> _To be done_: Keep only the lines that hold the string "JSON", filtering out the rest of the entries below.

Dataset records:
^^^^

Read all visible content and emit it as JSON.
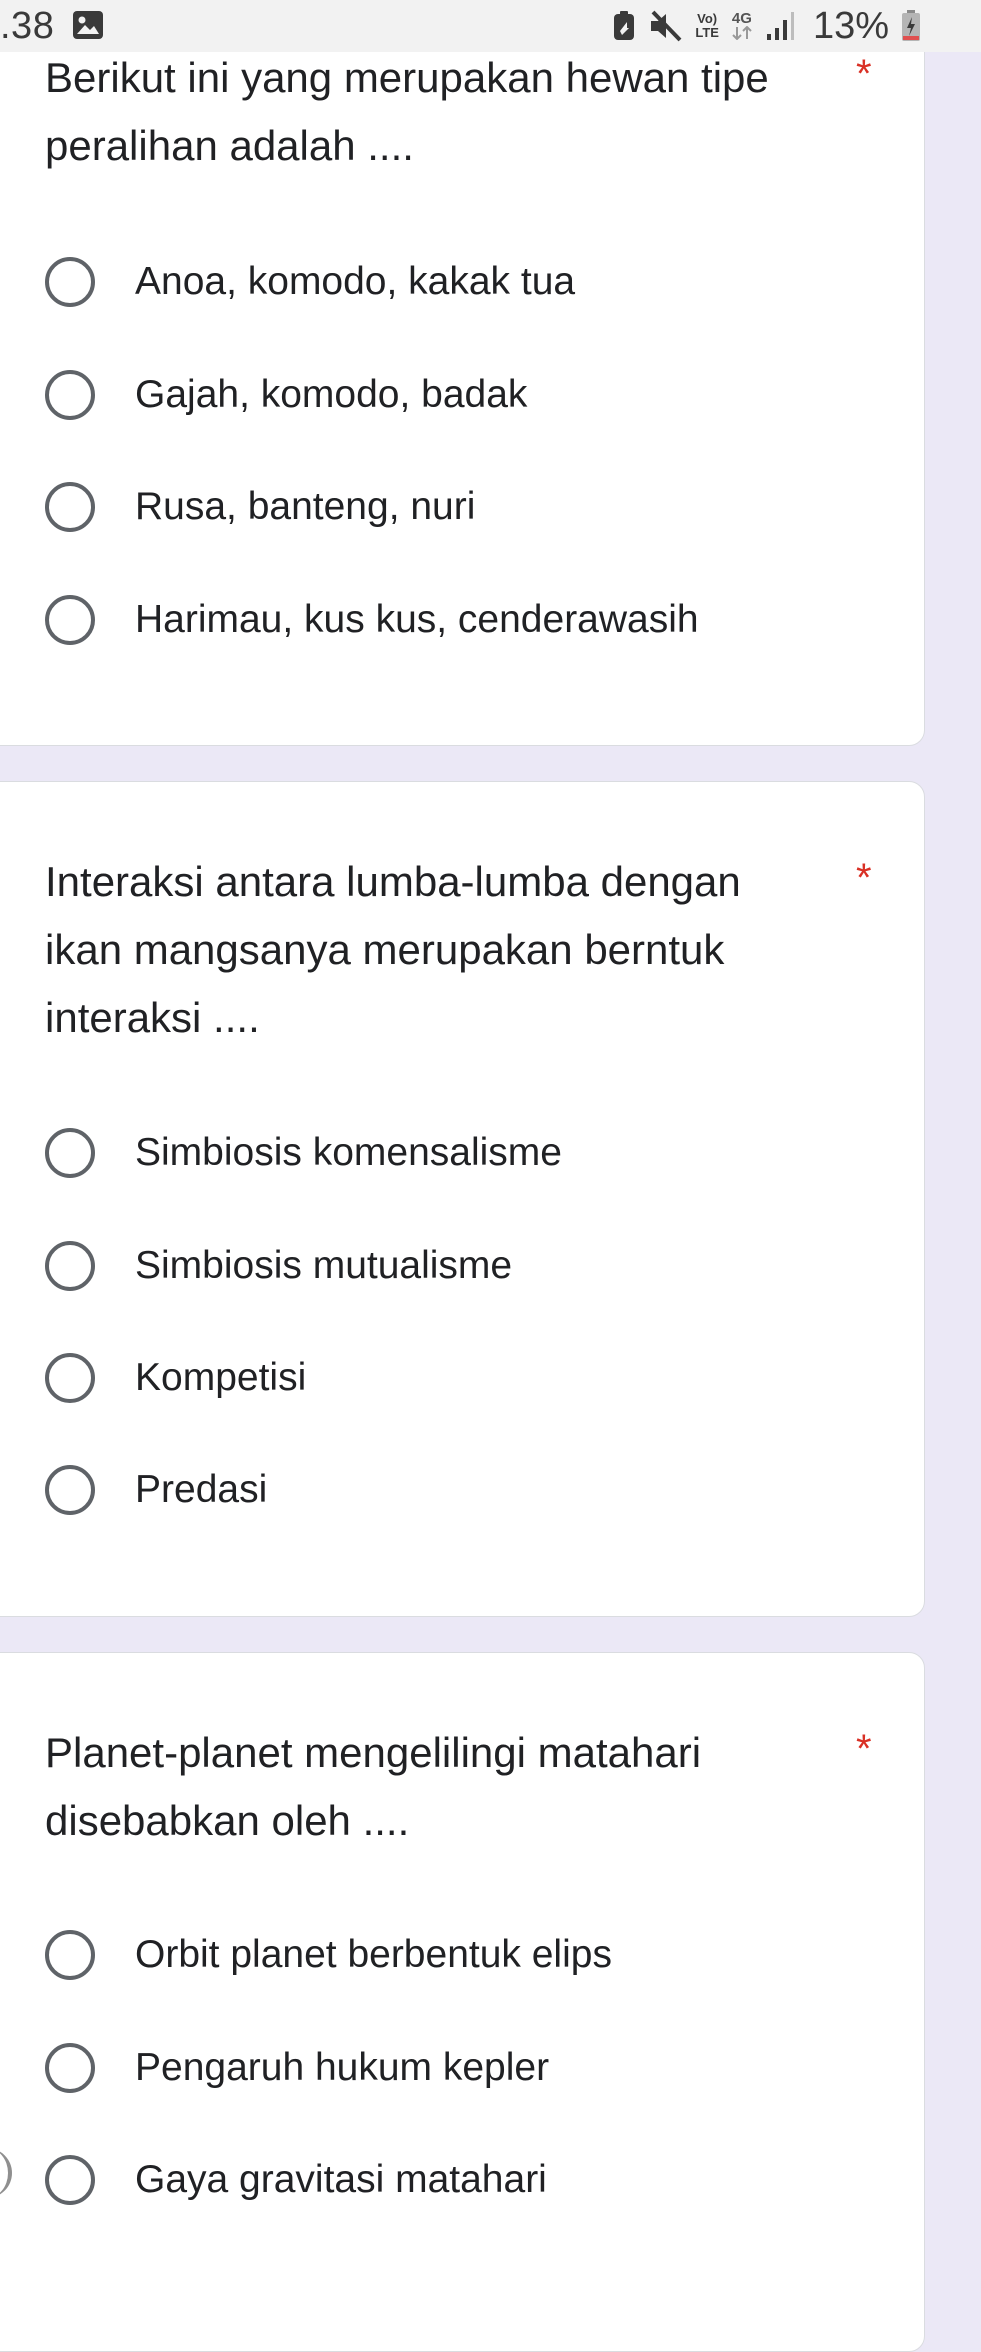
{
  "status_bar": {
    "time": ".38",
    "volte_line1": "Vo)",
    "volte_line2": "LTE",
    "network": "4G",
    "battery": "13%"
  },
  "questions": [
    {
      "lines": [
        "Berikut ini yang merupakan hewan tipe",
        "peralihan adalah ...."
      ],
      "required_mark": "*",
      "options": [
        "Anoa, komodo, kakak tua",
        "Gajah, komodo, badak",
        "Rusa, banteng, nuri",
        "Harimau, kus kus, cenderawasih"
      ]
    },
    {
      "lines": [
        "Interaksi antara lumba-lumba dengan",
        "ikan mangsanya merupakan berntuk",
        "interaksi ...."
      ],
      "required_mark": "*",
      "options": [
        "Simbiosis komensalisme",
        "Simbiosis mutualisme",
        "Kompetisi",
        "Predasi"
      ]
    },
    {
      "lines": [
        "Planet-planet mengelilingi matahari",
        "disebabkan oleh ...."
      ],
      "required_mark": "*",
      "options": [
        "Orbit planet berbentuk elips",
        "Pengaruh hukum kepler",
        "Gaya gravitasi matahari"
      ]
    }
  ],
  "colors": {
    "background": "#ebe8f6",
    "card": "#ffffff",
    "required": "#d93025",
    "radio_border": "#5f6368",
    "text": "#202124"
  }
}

^^^^

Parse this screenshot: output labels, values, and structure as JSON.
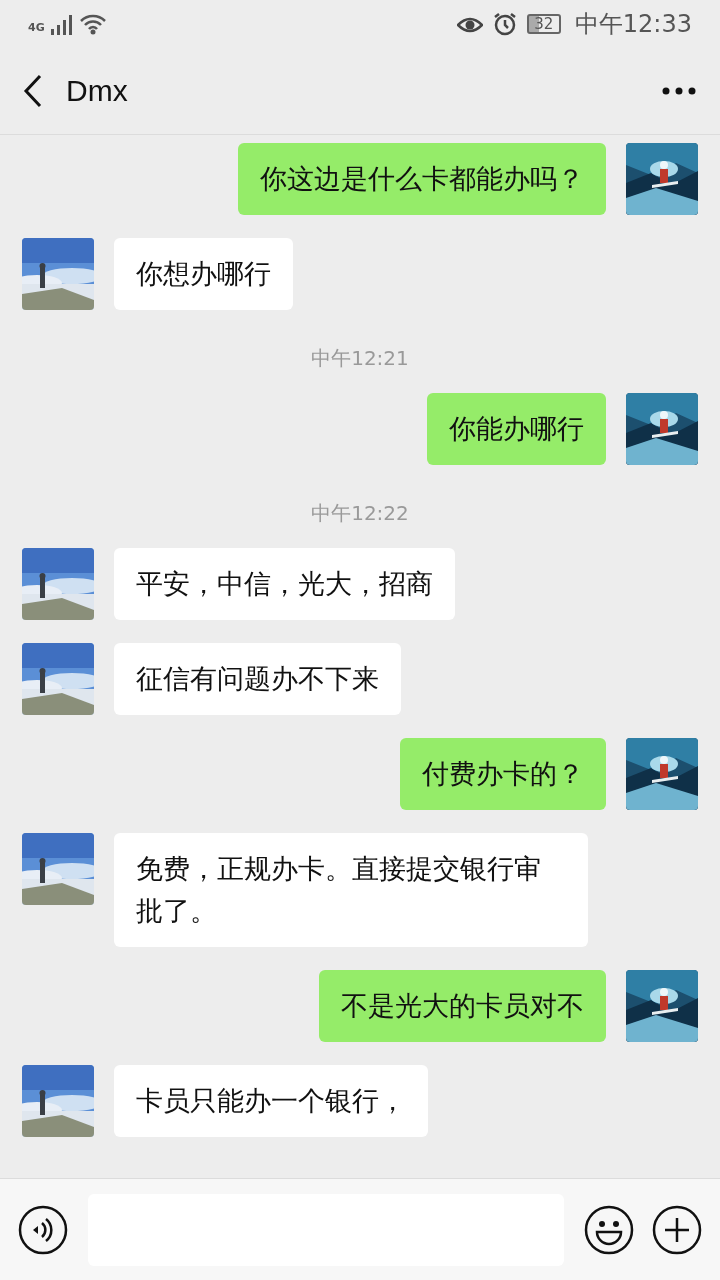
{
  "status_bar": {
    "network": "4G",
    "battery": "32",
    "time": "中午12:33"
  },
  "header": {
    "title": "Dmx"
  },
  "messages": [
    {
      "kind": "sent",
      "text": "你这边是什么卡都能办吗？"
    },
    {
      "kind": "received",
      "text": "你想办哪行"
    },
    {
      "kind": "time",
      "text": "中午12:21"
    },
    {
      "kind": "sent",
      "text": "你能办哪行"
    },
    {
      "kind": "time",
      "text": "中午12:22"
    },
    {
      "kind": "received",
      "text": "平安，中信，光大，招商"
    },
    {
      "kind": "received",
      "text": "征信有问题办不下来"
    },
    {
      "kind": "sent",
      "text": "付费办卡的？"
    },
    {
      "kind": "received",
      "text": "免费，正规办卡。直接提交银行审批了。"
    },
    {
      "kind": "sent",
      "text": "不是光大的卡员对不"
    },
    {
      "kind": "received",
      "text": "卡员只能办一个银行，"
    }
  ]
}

^^^^

> _Written solution_:
Read all visible content and emit it as JSON.
Parse this screenshot: output labels, values, and structure as JSON.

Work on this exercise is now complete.